-- What this task involves --
Reproduce each line from the records that holds "FUTURES".

-- Data for processing --
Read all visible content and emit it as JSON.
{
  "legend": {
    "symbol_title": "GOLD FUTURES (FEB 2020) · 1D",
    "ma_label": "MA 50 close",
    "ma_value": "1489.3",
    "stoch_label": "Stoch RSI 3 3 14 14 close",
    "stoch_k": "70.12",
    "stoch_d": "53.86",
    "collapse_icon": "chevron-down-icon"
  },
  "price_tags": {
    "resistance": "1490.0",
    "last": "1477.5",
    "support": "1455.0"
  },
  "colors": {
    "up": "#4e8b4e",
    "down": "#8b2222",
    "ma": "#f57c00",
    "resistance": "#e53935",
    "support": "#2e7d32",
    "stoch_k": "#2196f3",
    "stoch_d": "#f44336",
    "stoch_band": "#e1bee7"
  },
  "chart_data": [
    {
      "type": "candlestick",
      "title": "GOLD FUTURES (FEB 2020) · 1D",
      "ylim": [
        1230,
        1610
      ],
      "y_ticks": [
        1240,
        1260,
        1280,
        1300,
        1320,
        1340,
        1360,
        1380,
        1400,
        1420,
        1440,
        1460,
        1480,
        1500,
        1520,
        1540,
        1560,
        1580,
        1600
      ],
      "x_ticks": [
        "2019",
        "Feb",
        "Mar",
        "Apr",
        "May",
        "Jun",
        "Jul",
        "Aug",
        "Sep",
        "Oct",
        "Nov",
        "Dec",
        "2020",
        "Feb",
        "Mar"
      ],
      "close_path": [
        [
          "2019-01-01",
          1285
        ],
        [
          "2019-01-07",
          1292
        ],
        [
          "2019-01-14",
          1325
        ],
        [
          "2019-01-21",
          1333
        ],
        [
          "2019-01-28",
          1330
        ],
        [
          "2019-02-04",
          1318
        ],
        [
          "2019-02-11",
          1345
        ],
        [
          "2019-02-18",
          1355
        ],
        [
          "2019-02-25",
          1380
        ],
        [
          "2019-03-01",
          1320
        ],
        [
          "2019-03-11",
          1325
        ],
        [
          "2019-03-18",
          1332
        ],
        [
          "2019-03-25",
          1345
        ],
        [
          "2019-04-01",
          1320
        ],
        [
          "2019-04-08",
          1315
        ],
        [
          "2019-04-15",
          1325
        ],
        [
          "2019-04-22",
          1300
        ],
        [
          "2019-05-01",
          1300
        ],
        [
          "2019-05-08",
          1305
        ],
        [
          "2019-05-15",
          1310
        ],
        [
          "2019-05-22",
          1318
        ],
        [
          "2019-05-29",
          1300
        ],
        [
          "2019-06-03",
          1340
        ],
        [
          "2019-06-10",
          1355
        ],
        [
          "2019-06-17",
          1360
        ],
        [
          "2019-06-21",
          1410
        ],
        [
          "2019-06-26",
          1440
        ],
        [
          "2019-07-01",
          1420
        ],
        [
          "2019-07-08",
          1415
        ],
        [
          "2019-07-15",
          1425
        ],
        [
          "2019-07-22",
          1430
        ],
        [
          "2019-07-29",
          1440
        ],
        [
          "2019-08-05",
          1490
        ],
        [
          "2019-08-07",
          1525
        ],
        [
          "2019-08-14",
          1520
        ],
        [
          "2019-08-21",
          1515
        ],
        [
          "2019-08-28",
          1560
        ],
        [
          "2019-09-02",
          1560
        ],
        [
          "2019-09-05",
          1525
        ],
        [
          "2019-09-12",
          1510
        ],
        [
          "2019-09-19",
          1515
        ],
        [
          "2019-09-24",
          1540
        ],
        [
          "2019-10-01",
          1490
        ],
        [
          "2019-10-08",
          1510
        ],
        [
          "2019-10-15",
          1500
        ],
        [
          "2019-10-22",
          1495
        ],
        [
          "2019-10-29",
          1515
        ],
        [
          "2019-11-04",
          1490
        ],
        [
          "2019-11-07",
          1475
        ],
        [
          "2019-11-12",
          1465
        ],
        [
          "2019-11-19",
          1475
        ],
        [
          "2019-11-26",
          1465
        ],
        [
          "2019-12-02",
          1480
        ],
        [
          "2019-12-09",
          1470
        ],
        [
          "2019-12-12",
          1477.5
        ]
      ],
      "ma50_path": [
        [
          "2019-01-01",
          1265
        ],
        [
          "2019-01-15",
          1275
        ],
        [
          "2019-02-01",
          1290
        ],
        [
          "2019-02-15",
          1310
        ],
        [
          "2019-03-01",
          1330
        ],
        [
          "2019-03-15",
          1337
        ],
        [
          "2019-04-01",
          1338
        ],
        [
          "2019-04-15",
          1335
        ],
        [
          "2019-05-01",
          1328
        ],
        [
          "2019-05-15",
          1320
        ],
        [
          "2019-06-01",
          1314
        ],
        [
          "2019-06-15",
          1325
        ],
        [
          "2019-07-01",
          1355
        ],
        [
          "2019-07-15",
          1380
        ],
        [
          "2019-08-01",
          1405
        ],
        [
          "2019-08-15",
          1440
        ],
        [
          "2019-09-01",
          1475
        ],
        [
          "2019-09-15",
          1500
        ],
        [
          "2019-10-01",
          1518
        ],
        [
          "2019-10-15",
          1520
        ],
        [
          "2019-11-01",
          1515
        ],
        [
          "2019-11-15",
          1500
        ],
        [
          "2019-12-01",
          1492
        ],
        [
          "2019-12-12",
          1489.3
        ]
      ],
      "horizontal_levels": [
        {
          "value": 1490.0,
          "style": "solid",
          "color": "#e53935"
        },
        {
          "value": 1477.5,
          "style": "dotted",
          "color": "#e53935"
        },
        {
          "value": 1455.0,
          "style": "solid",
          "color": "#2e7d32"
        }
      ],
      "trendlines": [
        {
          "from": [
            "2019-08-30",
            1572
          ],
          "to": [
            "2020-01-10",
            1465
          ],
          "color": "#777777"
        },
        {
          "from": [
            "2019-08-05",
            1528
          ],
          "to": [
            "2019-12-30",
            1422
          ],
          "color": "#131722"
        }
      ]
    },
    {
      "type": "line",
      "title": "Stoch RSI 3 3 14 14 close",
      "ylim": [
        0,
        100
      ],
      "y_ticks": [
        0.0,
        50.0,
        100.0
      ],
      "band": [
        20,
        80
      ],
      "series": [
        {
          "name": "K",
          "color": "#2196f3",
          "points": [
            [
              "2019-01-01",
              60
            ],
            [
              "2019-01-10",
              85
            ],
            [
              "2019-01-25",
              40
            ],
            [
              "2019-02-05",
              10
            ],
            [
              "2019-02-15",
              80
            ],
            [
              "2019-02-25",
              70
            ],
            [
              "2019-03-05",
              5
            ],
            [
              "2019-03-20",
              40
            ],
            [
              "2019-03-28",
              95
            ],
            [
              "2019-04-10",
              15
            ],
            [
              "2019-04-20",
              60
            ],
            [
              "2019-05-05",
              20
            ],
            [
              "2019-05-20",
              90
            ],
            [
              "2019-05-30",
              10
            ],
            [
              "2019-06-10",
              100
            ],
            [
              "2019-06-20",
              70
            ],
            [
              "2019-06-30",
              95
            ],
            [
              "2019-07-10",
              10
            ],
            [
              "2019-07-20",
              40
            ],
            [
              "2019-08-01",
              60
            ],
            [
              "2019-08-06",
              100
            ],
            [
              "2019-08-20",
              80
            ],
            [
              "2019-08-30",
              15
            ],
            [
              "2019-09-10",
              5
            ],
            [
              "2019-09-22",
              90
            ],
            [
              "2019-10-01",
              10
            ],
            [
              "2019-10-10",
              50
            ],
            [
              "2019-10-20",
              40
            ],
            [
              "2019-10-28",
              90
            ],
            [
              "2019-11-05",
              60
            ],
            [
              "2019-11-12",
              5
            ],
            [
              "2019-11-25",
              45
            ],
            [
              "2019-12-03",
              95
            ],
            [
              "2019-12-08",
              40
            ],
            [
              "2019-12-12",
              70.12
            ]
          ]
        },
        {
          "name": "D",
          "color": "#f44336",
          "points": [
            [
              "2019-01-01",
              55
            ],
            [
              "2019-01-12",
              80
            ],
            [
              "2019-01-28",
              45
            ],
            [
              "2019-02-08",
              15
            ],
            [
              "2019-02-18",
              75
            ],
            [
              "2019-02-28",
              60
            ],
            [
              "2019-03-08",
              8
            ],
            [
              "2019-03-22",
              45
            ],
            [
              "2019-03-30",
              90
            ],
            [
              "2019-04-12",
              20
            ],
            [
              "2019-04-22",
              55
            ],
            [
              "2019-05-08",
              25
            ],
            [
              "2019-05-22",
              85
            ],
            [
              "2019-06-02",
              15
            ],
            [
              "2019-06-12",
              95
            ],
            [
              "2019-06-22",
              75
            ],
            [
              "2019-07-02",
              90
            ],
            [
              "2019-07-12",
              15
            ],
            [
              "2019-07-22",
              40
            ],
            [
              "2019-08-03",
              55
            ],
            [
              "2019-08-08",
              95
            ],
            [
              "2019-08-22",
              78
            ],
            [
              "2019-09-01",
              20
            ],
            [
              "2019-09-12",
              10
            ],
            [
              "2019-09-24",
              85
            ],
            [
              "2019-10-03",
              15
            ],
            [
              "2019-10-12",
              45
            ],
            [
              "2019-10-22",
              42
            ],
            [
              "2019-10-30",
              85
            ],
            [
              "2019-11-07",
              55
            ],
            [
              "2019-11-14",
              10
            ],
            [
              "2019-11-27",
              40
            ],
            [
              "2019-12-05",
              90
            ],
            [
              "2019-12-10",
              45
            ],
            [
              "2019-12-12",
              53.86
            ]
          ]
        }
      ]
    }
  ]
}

-- Result --
    "symbol_title": "GOLD FUTURES (FEB 2020) · 1D",
      "title": "GOLD FUTURES (FEB 2020) · 1D",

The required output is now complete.